• [SOURCE PASSAGE]
Hope For 19th St. Baptist?

Photo: Peter Woodall

Winter is closing in, and the most endangered Frank Furness building in the city, 19th Street Baptist Church in South Philadelphia, still has two gaping holes in its roof.

The building’s masonry needs to be repaired, too—and soon. Licenses and Inspection cited the church on 19th and Titan Street for falling masonry in August, and threatened to demolish the building unless it was fixed. L&I gave the church a 60-day reprieve two weeks ago, but the congregation will need help to meet the deadline.

Photo: Peter Woodall

The congregation has been growing older and smaller, and has limited resources, said Associate Minister Vincent J. Smith. “We’re trying to attract the next generation,” Smith said, “but they see that falling down church and don’t think God is in there.”

A diverse group including the Preservation Alliance, several University of Pennsylvania professors, building professionals and former Philadelphia Mayor Reverend W. Wilson Goode Sr., has rallied to help the congregation save the building.

Photo: Peter Woodall

The Preservation Alliance recruited Building Conservation Associates, engineering firm Keast & Hood, and cost estimator Michael Funk to assess the building. Their recommendations for stabilizing the building to a high professional standard run to several pages and carry a steep price tag—perhaps a $100,00 or more.

Coming up with a sum that large probably isn’t a realistic option for the 19th St. congregation in the near term, but there may be other options. Chris Stock, a contractor who specializes in restoring old homes, believes a makeshift solution that uses volunteer labor and donated materials could cost as little as $3,000 to $4,000.

Metal sheeting could be used to cover the holes in the roof, which is steeply pitched, said Stock. Repairing the masonry is more complicated, but still feasible.

Photo: Peter Woodall

“The walls are solid,” said Stock, “The serpentine is a veneer with schist behind it that wasn’t designed to be exposed to the elements. You could take off the serpentine, categorize and store it, then put a skim coat with mortar on the schist. It would be a great stopgap.“ Stock said he’d be willing to manage the project.

Furness’s architecture inspires this kind of response. Most of the architect’s buildings have been demolished, and his fans don’t want to lose another gem. Indeed, 19th St. Baptist is one of the finest examples of Furness’s High Victorian Gothic style. The striking green serpentine stone makes it “the most colorful building ever designed by Furness & Hewitt,” according to Michael Lewis, author of Frank Furness: Architecture and the Violent Mind. Originally known as the Memorial Church of the Holy Comforter, 19th St. Baptist is one of the few post-Civil War religious buildings designed by Furness & Hewitt that survives and “by far the mature and original work,” Lewis writes.

• [PARTS OF THE EXERCISE]
1. List the three parties the Preservation Alliance recruited to assess the building in the 19th Street Baptist article.
2. Copy the 19th Street Baptist article word for word, starting with "Winter is closing" and going on through "in its roof.".
3. Resume the 19th Street Baptist article after its final sentence.
The entries that come after the 19th Street Baptist article have nothing to do with it.

• [DATA LINES]
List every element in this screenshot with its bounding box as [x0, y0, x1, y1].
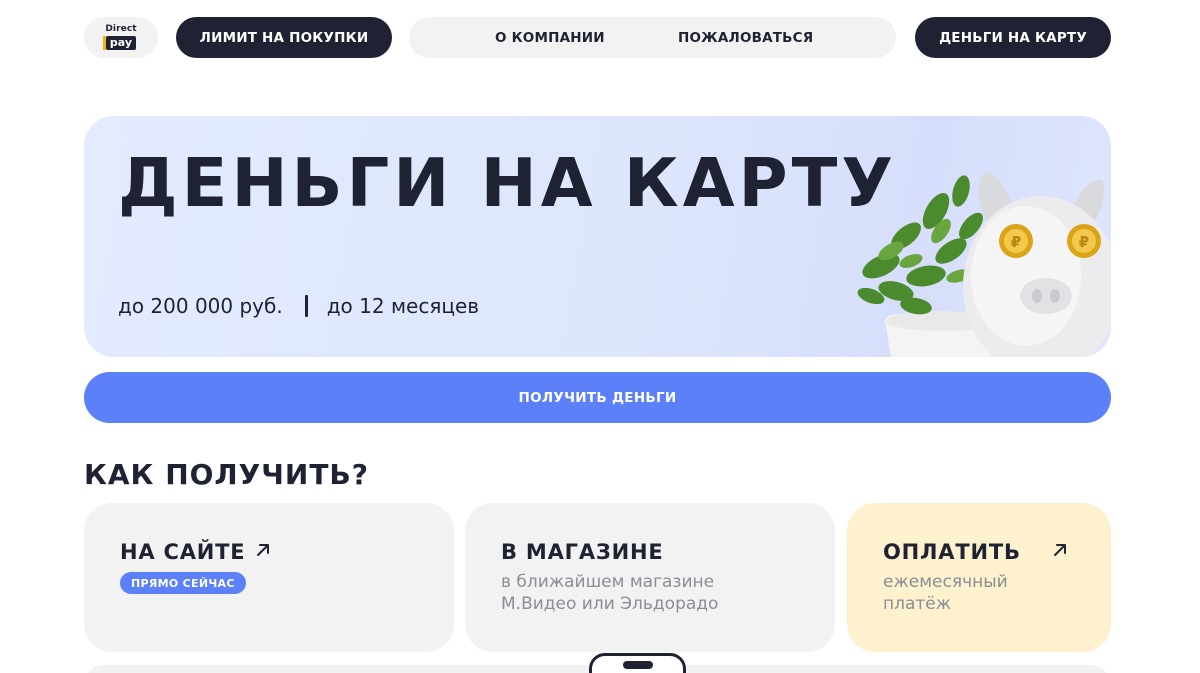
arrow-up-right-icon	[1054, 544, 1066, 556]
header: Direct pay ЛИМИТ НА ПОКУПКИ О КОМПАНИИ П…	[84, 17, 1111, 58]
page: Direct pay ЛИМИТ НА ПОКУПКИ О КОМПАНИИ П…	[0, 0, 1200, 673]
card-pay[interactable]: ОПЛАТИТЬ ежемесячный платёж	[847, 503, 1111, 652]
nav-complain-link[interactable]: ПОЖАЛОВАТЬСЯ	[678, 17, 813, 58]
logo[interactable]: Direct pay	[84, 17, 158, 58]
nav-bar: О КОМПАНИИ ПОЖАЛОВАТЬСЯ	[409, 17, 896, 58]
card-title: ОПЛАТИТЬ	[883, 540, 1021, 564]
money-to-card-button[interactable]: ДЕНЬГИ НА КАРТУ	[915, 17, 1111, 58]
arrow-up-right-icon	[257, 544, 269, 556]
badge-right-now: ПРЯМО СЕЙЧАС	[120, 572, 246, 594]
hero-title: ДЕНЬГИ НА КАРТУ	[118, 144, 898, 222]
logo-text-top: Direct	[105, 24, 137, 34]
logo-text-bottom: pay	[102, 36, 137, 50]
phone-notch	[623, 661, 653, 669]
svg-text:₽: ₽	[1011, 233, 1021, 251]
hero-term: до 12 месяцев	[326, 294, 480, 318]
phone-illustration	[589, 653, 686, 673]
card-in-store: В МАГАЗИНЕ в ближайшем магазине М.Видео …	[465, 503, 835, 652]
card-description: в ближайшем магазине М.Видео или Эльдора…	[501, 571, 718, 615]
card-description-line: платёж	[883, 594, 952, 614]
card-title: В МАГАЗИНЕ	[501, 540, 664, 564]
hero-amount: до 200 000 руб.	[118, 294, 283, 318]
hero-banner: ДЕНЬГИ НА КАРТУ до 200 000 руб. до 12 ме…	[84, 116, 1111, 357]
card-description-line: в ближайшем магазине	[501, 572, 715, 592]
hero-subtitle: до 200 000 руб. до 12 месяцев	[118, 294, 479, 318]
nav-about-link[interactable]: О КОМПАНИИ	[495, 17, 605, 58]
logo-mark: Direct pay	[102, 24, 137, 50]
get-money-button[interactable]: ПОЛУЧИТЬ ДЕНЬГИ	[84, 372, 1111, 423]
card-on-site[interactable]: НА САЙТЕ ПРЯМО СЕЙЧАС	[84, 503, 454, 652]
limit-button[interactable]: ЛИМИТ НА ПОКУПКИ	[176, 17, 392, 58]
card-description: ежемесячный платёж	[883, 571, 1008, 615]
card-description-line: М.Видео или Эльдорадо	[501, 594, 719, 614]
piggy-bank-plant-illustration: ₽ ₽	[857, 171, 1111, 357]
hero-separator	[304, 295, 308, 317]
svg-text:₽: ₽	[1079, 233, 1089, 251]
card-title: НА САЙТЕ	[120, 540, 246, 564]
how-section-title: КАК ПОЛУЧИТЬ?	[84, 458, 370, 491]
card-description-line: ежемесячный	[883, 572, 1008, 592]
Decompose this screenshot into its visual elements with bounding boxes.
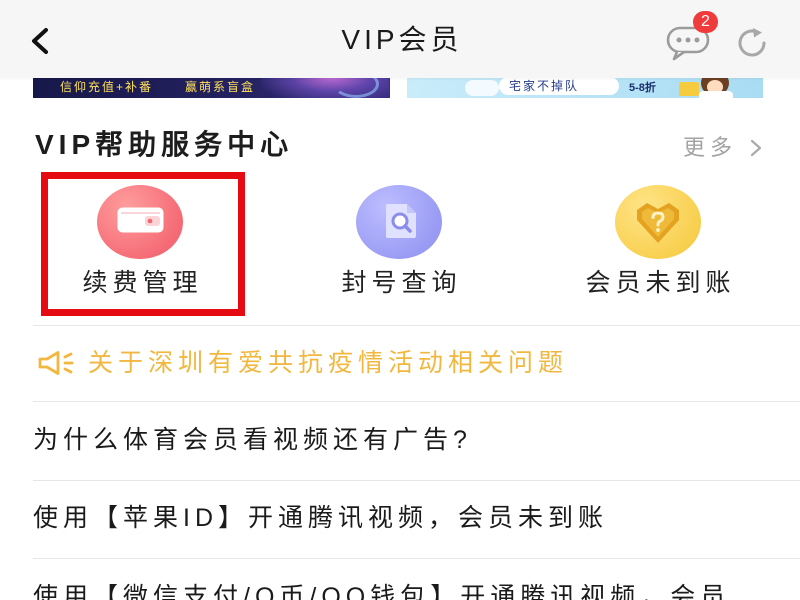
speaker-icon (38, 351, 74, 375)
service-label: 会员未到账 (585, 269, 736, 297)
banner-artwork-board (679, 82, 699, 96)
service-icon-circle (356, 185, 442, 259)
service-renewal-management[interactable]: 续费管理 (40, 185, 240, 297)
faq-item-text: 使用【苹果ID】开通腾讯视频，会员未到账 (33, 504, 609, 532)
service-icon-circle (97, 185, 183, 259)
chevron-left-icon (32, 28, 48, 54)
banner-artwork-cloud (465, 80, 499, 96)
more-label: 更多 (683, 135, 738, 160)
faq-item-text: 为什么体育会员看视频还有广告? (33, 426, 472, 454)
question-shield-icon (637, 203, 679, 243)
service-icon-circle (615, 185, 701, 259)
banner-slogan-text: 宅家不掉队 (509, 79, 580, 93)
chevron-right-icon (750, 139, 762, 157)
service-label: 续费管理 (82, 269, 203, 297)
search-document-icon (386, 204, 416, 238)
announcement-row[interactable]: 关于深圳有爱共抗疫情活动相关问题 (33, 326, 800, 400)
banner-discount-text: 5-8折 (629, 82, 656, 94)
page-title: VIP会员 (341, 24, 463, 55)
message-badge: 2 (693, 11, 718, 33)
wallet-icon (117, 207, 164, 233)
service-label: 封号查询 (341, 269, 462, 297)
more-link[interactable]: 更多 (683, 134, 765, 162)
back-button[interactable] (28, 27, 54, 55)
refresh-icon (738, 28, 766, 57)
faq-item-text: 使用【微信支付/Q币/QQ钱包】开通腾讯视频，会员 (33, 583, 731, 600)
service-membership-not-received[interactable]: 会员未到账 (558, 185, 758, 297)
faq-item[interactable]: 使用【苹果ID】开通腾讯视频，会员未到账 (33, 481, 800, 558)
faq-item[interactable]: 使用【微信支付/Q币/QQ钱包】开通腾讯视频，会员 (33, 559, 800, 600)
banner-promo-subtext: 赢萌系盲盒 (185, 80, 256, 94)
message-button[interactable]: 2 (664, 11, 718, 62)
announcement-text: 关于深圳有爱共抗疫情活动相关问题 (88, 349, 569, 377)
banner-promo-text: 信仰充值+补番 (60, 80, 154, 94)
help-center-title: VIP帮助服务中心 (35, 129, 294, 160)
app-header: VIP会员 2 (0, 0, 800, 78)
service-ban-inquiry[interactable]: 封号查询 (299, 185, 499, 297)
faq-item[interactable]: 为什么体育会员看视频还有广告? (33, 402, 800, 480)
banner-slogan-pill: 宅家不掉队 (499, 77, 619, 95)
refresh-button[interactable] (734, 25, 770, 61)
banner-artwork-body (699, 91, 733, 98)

• [TASK-BY-TASK RESULTS]
1. Building Conservation Associates; Keast & Hood; Michael Funk

2.
Winter is closing in, and the most endangered Frank Furness building in the city, 19th Street Baptist Church in South Philadelphia, still has two gaping holes in its roof.

3.
Smith said the church has no plans to try to sell or demolish the building. “We’re hoping to have it refurbished,” he said. “We have our dreams hinging on it, and the members of the church are ready and willing to roll up their sleeves.”

Donations can be made payable to 19th Street Baptist Church and sent c/o W. Wilson Goode Sr., 2000 Market Street Suite 550 Philadelphia, Pa 19103

Peter Woodall is the co-editor of Hidden City Daily. He is a graduate of the UC Berkeley School of Journalism, and a former newspaper reporter with the Biloxi Sun Herald and the Sacramento Bee. He worked as a producer for Radio Times with Marty Moss-Coane and wrote a column about neighborhood bars for PhiladelphiaWeekly.com.



4 Comments


  1. Great article!

  2. Rachel Hildebrandt

    Which professors?

  3. Aaron Wunsch–technically a lecturer in Architectural History at UPenn–applied for a small emergency grant to pay for roof repairs from the National Trust for Historic Places, but was denied. Aaron said he’s thinking about teaching a planning studio to figure out how to fund stabilization and restoration of the building.

    Frank Matero, a Professor of Architecture at UPenn, has also been involved, and may teach a studio in masonry conservation around the church.

  4. From ‘History of Philadelphia, 1609-1884, Volume 2 By John Thomas Scharf, Thompson Westcott’…”At the present time St. Peter’s Church is a strong and vigorous parish…. The Memorial Church of the Holy Comforter, at Nineteenth and Titan Streets, was founded as a chapel of St. Peter’s Church in 1868, and this splendid set of buildings was erected by a devoted member of this parish. An endowment trust for the future and permanent support of St. Peter’s Church was begun in 1872, and now amounts, we believe, to over thirty thousand dollars. The rectory of St. Peter’s Church is No. 717 Pine Street.”

    Margaretta Lewis hired Furness, paid $60,000 cash to build the Memorial Church of the Holy Comforter and in 1878 endowed a trust with $80,000 to fund religious activities for the benefit of the community surrounding the church, a memorial to her parents through missionary funding for religious programs”

    Lawsuits and nastiness aside, one would hope the Holy and wealthy Episcopal Diocese could cough up at least a plan to preserve and commemorate their own heritage and Philadelphia’s fine place.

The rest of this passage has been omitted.